• AIM OF THE TASK: Copy word for word the material from its first line through the line containing "- option-value[interactable]: [Enabled]: [325, 181, 390, 195]", inclusive.

• EXCERPTED DATA:

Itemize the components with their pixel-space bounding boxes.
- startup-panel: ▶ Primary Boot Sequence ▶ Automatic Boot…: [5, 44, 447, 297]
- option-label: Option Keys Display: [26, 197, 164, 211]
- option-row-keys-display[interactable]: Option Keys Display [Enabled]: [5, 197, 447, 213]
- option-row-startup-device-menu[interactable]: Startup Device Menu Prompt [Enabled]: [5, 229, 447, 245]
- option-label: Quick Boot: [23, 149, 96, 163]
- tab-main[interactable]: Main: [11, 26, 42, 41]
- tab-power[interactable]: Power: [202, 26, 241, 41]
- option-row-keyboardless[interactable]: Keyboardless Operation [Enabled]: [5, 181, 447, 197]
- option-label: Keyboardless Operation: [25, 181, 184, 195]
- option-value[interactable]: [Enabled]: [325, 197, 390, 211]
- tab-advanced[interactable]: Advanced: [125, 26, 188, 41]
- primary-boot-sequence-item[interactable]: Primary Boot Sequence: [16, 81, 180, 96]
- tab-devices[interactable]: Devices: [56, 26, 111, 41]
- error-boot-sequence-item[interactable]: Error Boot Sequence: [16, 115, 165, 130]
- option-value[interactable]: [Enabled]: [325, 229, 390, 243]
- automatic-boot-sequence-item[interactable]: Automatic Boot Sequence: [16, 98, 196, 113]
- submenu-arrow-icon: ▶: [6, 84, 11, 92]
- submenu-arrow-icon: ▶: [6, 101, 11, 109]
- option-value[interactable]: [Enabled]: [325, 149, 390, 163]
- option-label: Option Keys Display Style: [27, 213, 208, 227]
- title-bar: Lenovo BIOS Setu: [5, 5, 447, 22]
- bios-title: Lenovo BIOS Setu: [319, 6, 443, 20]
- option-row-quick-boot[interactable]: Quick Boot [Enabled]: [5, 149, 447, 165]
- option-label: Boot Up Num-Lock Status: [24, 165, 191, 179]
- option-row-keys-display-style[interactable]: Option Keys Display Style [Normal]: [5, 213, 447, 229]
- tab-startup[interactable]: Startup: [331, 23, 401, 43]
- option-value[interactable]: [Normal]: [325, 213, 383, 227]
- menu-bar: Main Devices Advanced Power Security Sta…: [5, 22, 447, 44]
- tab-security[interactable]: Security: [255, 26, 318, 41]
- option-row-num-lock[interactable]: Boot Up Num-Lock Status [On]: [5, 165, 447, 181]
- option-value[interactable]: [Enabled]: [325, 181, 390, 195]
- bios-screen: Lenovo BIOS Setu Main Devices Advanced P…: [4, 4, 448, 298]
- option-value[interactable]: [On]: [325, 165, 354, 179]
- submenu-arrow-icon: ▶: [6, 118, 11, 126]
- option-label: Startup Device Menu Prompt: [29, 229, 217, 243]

• RESPONSE TO THE TASK:
Itemize the components with their pixel-space bounding boxes.
- startup-panel: ▶ Primary Boot Sequence ▶ Automatic Boot…: [5, 44, 447, 297]
- option-label: Option Keys Display: [26, 197, 164, 211]
- option-row-keys-display[interactable]: Option Keys Display [Enabled]: [5, 197, 447, 213]
- option-row-startup-device-menu[interactable]: Startup Device Menu Prompt [Enabled]: [5, 229, 447, 245]
- option-label: Quick Boot: [23, 149, 96, 163]
- tab-main[interactable]: Main: [11, 26, 42, 41]
- tab-power[interactable]: Power: [202, 26, 241, 41]
- option-row-keyboardless[interactable]: Keyboardless Operation [Enabled]: [5, 181, 447, 197]
- option-label: Keyboardless Operation: [25, 181, 184, 195]
- option-value[interactable]: [Enabled]: [325, 197, 390, 211]
- tab-advanced[interactable]: Advanced: [125, 26, 188, 41]
- primary-boot-sequence-item[interactable]: Primary Boot Sequence: [16, 81, 180, 96]
- tab-devices[interactable]: Devices: [56, 26, 111, 41]
- error-boot-sequence-item[interactable]: Error Boot Sequence: [16, 115, 165, 130]
- option-value[interactable]: [Enabled]: [325, 229, 390, 243]
- automatic-boot-sequence-item[interactable]: Automatic Boot Sequence: [16, 98, 196, 113]
- submenu-arrow-icon: ▶: [6, 84, 11, 92]
- submenu-arrow-icon: ▶: [6, 101, 11, 109]
- option-value[interactable]: [Enabled]: [325, 149, 390, 163]
- option-label: Option Keys Display Style: [27, 213, 208, 227]
- title-bar: Lenovo BIOS Setu: [5, 5, 447, 22]
- bios-title: Lenovo BIOS Setu: [319, 6, 443, 20]
- option-row-quick-boot[interactable]: Quick Boot [Enabled]: [5, 149, 447, 165]
- option-label: Boot Up Num-Lock Status: [24, 165, 191, 179]
- option-row-keys-display-style[interactable]: Option Keys Display Style [Normal]: [5, 213, 447, 229]
- tab-startup[interactable]: Startup: [331, 23, 401, 43]
- option-value[interactable]: [Normal]: [325, 213, 383, 227]
- menu-bar: Main Devices Advanced Power Security Sta…: [5, 22, 447, 44]
- tab-security[interactable]: Security: [255, 26, 318, 41]
- option-row-num-lock[interactable]: Boot Up Num-Lock Status [On]: [5, 165, 447, 181]
- option-value[interactable]: [Enabled]: [325, 181, 390, 195]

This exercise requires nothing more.